<<<<
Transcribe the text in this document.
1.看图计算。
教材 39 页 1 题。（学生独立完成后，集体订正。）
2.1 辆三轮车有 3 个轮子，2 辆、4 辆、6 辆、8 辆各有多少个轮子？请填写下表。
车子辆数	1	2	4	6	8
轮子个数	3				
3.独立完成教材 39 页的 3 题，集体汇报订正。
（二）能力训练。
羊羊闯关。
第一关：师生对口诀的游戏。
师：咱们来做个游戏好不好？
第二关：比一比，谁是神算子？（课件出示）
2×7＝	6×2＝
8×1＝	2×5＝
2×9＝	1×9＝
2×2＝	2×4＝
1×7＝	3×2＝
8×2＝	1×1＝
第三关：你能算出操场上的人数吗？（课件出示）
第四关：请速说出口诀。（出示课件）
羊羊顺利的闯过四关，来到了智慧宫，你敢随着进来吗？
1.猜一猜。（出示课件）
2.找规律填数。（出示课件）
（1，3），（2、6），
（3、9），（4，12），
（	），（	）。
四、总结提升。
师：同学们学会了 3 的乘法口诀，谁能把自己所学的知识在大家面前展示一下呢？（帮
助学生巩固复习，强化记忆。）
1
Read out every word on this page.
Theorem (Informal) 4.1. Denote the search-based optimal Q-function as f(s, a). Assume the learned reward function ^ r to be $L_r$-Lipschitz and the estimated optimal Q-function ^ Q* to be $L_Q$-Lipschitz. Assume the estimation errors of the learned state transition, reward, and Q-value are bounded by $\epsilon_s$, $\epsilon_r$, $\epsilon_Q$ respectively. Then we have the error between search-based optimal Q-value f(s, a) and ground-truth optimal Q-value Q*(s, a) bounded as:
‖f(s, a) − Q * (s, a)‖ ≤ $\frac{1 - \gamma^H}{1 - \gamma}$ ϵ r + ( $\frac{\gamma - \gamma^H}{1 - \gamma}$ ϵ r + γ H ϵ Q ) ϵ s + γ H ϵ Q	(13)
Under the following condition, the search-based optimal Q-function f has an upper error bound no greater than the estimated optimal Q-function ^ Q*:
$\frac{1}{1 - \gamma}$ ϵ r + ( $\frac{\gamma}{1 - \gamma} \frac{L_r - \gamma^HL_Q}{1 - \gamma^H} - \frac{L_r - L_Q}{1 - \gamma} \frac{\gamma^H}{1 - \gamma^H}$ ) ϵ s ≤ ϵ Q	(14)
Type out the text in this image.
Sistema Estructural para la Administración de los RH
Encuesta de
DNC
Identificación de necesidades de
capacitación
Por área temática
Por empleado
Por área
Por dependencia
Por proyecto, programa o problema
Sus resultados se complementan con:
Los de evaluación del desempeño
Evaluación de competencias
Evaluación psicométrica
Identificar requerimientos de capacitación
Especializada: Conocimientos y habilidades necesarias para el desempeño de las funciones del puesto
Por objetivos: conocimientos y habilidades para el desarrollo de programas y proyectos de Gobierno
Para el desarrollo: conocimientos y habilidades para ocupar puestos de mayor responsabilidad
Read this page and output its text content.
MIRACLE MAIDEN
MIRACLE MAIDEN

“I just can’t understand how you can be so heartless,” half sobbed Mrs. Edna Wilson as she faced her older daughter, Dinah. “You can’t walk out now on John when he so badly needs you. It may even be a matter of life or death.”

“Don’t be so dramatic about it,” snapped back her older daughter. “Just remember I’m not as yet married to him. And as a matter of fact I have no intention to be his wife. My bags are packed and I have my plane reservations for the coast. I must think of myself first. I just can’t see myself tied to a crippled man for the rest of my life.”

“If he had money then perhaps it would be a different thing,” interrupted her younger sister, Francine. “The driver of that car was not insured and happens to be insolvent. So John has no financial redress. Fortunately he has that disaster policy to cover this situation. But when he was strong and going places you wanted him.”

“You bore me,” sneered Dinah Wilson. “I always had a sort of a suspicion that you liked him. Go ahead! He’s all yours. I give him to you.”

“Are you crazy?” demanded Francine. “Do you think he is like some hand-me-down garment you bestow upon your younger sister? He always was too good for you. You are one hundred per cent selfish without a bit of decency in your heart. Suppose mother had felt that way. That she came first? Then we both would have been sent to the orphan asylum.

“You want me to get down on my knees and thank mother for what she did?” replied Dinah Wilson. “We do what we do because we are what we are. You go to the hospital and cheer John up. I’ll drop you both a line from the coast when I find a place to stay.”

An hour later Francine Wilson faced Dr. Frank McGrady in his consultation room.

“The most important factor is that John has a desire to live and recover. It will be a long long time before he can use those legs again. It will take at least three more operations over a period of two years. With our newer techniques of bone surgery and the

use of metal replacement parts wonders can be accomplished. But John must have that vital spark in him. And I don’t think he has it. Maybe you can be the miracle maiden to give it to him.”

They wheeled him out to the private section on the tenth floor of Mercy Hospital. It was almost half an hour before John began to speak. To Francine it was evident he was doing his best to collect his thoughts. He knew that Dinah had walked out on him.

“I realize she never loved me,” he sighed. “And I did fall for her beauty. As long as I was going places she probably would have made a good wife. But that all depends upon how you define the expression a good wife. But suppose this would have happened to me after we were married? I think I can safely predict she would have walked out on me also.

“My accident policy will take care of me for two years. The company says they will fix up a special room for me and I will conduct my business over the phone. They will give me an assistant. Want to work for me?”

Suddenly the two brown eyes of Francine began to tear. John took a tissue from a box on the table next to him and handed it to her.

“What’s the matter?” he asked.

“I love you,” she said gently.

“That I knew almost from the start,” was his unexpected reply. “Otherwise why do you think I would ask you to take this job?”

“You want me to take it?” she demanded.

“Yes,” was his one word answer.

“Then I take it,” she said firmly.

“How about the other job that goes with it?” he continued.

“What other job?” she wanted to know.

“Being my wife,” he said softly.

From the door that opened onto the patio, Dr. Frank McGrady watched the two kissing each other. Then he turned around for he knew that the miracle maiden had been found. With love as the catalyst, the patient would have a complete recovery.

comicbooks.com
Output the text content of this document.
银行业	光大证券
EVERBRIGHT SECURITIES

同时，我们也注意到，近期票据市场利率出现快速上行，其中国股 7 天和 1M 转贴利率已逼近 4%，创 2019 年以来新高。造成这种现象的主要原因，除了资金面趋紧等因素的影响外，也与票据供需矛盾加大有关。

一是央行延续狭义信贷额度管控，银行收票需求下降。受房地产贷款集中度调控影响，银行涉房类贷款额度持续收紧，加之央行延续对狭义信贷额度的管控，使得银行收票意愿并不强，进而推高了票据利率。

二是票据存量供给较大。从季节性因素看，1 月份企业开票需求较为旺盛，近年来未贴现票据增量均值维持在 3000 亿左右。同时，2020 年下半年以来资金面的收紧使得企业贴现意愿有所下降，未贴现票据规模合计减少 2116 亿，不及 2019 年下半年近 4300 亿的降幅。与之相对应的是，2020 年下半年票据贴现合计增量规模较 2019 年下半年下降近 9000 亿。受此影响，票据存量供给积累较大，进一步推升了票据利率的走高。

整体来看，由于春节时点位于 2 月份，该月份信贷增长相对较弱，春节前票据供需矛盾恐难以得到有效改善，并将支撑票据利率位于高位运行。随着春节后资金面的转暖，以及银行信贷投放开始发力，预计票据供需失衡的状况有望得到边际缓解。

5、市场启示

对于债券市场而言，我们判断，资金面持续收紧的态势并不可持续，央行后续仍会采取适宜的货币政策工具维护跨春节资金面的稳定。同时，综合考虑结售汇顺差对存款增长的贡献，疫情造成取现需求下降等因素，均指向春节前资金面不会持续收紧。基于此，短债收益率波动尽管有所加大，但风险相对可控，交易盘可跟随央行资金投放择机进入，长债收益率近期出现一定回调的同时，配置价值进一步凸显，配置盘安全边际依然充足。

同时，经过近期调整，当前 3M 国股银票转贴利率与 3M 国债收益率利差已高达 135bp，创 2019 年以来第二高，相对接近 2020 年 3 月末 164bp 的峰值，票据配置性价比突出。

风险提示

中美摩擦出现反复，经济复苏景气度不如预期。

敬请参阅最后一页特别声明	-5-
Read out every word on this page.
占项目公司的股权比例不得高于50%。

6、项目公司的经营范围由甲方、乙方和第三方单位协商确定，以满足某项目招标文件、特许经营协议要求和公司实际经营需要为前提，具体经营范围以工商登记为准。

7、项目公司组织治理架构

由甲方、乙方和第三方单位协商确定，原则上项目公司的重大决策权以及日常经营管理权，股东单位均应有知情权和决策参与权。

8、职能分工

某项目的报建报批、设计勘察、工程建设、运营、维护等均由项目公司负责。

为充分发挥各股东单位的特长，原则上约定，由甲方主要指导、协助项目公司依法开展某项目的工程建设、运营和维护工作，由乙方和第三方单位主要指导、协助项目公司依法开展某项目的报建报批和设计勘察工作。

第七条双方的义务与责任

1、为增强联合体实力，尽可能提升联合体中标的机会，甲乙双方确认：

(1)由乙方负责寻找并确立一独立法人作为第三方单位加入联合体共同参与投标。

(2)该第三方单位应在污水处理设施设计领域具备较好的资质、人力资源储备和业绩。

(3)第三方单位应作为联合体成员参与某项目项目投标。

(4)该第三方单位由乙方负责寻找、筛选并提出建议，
>>>>
- _Problem requirements_
Your task is to collect every line above that contains the word "knew".

- _Answer to this problem_
They wheeled him out to the private section on the tenth floor of Mercy Hospital. It was almost half an hour before John began to speak. To Francine it was evident he was doing his best to collect his thoughts. He knew that Dinah had walked out on him.
“That I knew almost from the start,” was his unexpected reply. “Otherwise why do you think I would ask you to take this job?”
From the door that opened onto the patio, Dr. Frank McGrady watched the two kissing each other. Then he turned around for he knew that the miracle maiden had been found. With love as the catalyst, the patient would have a complete recovery.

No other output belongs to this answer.